▸ **Stored data**
· · · ·

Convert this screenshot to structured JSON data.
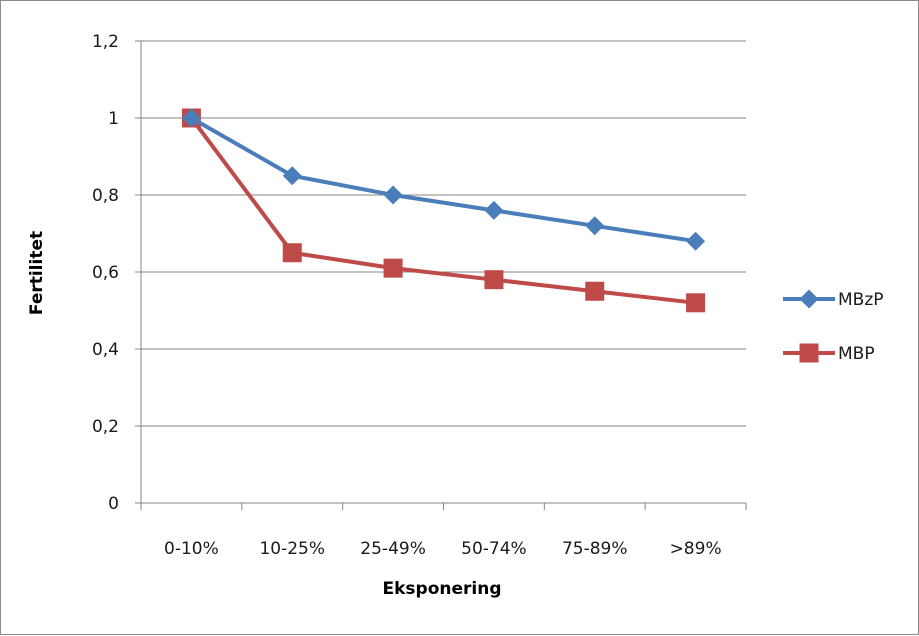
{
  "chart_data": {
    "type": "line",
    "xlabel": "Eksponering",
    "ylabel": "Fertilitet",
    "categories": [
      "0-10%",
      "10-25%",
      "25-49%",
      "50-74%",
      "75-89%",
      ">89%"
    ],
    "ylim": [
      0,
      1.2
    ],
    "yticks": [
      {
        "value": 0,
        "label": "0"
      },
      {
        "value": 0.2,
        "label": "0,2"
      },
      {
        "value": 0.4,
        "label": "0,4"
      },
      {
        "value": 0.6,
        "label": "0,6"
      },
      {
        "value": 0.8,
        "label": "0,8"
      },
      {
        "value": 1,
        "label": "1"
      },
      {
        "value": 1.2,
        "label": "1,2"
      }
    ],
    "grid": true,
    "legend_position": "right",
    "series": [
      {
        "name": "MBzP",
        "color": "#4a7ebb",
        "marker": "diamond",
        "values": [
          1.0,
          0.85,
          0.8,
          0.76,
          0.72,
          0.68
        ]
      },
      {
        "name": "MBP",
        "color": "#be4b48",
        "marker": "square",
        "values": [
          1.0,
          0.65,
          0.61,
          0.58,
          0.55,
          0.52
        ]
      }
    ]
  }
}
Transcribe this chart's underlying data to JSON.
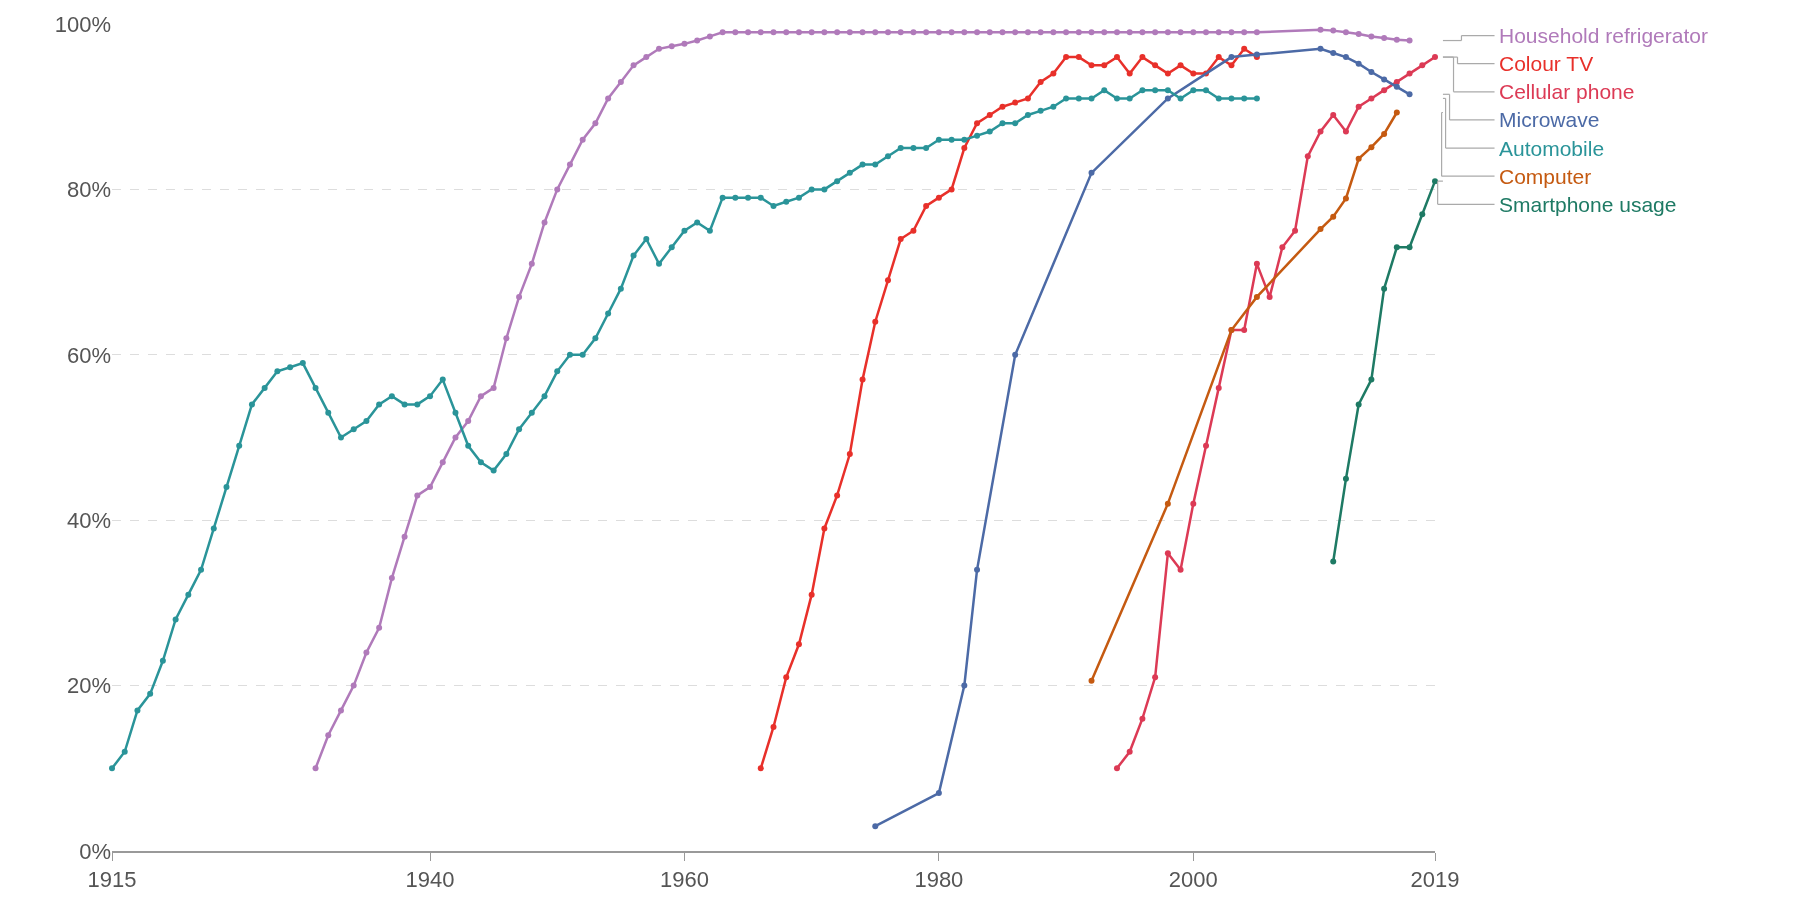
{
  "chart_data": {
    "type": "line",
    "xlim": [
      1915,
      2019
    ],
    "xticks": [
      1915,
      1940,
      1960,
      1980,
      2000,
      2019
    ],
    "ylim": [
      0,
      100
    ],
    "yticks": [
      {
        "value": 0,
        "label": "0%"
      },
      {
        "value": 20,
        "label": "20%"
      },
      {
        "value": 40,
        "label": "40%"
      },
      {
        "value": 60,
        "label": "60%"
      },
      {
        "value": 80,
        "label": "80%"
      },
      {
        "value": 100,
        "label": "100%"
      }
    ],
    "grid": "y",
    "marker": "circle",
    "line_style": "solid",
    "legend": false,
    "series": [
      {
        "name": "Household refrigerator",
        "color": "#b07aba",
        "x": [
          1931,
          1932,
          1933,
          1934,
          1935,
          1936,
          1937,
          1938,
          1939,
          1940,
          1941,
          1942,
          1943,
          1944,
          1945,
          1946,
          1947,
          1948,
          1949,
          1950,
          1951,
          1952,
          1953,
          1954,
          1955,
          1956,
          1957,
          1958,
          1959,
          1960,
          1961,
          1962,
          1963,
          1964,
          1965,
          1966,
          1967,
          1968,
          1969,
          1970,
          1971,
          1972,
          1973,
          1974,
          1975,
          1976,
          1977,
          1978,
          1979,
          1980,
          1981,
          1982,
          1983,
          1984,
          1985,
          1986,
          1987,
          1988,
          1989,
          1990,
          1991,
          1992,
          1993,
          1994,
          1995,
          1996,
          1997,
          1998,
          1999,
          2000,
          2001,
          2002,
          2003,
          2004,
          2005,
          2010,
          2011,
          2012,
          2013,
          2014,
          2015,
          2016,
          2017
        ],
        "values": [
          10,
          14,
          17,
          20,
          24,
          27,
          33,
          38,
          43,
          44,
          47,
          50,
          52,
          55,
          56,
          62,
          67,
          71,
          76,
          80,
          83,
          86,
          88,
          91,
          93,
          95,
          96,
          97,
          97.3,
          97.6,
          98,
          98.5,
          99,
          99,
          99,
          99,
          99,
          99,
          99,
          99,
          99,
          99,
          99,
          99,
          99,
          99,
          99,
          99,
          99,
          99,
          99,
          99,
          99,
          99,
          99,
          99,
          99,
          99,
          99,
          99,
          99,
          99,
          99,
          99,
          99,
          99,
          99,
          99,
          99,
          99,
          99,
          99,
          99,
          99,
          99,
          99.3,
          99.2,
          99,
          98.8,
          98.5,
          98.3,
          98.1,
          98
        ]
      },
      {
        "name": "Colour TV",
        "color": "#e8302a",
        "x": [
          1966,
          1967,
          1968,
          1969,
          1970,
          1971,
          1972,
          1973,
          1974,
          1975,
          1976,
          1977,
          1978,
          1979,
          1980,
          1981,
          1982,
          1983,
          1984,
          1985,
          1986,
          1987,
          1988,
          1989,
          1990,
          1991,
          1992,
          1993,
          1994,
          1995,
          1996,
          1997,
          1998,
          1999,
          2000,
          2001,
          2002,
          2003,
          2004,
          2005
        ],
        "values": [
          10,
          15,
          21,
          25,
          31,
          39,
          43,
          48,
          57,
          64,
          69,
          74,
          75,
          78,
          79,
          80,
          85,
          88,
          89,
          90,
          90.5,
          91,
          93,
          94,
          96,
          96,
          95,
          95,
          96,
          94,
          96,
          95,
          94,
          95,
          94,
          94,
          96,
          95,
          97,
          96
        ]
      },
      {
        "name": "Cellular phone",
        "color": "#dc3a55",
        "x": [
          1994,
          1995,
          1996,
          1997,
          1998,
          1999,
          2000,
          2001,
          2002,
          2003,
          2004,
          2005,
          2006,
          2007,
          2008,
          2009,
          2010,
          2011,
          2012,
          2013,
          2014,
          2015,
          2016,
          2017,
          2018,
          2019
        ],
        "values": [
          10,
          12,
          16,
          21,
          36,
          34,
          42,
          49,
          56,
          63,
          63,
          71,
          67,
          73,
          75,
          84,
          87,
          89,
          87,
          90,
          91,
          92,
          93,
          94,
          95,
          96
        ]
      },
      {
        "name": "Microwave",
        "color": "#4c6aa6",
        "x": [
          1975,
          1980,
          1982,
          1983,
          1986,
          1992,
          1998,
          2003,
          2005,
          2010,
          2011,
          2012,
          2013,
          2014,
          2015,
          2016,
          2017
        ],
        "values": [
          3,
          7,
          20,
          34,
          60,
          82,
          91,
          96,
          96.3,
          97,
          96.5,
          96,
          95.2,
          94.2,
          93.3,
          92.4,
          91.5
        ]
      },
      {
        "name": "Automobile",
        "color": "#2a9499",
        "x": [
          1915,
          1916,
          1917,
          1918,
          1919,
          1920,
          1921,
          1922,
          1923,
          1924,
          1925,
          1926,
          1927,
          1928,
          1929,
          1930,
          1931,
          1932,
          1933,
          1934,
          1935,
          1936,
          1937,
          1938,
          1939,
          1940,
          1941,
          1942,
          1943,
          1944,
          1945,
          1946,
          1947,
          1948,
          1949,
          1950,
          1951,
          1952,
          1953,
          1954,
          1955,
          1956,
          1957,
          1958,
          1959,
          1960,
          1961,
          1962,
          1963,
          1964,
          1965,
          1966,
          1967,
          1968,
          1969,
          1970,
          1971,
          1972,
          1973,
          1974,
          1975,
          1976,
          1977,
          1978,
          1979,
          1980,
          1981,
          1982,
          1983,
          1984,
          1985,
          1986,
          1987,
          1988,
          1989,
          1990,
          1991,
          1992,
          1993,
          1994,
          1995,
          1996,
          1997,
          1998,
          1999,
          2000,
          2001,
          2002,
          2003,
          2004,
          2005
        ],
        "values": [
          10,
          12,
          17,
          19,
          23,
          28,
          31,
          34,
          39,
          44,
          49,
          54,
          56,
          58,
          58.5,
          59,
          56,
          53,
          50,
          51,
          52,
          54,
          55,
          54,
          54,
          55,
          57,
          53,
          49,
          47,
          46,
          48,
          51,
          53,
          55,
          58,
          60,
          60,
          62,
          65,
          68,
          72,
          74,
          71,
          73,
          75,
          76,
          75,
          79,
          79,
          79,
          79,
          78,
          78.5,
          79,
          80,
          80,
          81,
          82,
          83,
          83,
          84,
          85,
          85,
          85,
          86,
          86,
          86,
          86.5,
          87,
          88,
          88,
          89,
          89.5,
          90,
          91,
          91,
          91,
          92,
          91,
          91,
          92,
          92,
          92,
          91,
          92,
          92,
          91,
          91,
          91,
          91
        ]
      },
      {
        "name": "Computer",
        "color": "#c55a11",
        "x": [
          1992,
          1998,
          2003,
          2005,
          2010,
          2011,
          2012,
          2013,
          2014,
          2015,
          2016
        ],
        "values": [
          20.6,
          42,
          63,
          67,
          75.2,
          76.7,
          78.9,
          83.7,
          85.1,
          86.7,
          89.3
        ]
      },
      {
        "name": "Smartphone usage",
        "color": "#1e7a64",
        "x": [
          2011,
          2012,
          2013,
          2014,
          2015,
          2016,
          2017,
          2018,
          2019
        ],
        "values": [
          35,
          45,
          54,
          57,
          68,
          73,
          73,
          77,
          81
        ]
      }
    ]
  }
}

· · · ·

▸ **Exercise directions**
Of all the lines in the data above, state how many include "color". Say only the number.

▸ **The reply**
9